- **TASK OBJECTIVE**
Pull out each line in the items below that contains the string "model", copying it in full.

- **DATASET CONTENT**
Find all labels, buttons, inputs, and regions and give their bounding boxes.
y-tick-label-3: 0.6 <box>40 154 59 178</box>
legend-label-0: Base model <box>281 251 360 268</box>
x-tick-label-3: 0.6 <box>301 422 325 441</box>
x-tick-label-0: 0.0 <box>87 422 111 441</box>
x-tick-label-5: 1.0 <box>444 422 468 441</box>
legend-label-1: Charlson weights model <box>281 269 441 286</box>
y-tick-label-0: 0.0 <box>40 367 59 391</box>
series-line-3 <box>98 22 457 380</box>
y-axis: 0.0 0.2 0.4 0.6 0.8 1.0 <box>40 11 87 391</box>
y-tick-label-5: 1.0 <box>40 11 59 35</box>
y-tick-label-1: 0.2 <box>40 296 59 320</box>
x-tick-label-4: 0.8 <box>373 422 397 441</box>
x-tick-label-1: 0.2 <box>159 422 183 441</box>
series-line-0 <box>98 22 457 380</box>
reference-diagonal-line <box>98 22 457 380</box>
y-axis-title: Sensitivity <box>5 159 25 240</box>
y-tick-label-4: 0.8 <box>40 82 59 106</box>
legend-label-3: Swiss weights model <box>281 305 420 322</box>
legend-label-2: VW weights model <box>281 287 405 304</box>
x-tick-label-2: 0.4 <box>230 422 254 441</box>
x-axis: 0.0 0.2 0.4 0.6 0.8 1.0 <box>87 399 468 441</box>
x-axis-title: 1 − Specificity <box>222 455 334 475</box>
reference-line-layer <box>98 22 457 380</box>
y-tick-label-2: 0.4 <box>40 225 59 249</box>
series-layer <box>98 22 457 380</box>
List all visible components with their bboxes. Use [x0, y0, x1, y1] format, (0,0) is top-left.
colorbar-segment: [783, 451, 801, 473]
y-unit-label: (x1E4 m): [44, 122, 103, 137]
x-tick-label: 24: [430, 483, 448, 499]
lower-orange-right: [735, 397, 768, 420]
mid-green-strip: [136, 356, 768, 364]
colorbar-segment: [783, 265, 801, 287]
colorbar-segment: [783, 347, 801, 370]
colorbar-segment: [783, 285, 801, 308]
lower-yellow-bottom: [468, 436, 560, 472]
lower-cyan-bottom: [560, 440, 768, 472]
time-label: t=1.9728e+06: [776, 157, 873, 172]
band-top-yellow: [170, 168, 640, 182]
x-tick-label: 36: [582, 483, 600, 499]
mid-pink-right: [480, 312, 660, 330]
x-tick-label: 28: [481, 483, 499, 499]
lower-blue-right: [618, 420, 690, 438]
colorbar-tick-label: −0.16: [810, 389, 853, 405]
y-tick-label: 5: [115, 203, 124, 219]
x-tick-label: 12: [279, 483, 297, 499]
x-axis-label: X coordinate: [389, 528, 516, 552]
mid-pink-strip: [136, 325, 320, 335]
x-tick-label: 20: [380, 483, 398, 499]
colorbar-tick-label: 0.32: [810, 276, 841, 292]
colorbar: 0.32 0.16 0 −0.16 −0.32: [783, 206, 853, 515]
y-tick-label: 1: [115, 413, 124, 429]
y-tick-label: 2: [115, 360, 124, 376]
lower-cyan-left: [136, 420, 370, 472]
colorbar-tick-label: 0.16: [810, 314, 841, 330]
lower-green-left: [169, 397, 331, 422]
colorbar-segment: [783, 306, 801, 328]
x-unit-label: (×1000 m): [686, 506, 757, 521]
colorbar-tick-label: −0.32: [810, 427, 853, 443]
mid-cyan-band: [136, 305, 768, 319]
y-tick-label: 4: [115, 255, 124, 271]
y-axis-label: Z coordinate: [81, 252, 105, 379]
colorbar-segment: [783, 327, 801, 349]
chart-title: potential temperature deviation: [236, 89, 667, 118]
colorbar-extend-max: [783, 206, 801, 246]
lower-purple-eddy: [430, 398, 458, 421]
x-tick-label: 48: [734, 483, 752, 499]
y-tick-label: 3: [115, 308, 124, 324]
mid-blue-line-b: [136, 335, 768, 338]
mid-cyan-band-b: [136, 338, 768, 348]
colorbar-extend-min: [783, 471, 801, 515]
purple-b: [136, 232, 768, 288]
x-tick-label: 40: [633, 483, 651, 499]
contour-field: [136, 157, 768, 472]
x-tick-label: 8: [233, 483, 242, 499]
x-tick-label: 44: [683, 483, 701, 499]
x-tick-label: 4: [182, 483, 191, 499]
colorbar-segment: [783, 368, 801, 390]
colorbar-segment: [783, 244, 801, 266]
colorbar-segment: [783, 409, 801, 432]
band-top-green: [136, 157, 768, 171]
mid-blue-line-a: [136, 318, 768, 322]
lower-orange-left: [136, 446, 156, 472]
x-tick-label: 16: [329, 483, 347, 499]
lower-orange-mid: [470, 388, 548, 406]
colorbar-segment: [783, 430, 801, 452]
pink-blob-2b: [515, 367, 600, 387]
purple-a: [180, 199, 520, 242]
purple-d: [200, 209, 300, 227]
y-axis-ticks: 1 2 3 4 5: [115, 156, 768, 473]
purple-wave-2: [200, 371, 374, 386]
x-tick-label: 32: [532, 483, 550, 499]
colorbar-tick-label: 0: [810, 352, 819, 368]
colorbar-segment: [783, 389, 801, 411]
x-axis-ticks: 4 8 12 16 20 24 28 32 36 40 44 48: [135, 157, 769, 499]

- **FULL RESPONSE**
legend-label-0: Base model <box>281 251 360 268</box>
legend-label-1: Charlson weights model <box>281 269 441 286</box>
legend-label-3: Swiss weights model <box>281 305 420 322</box>
legend-label-2: VW weights model <box>281 287 405 304</box>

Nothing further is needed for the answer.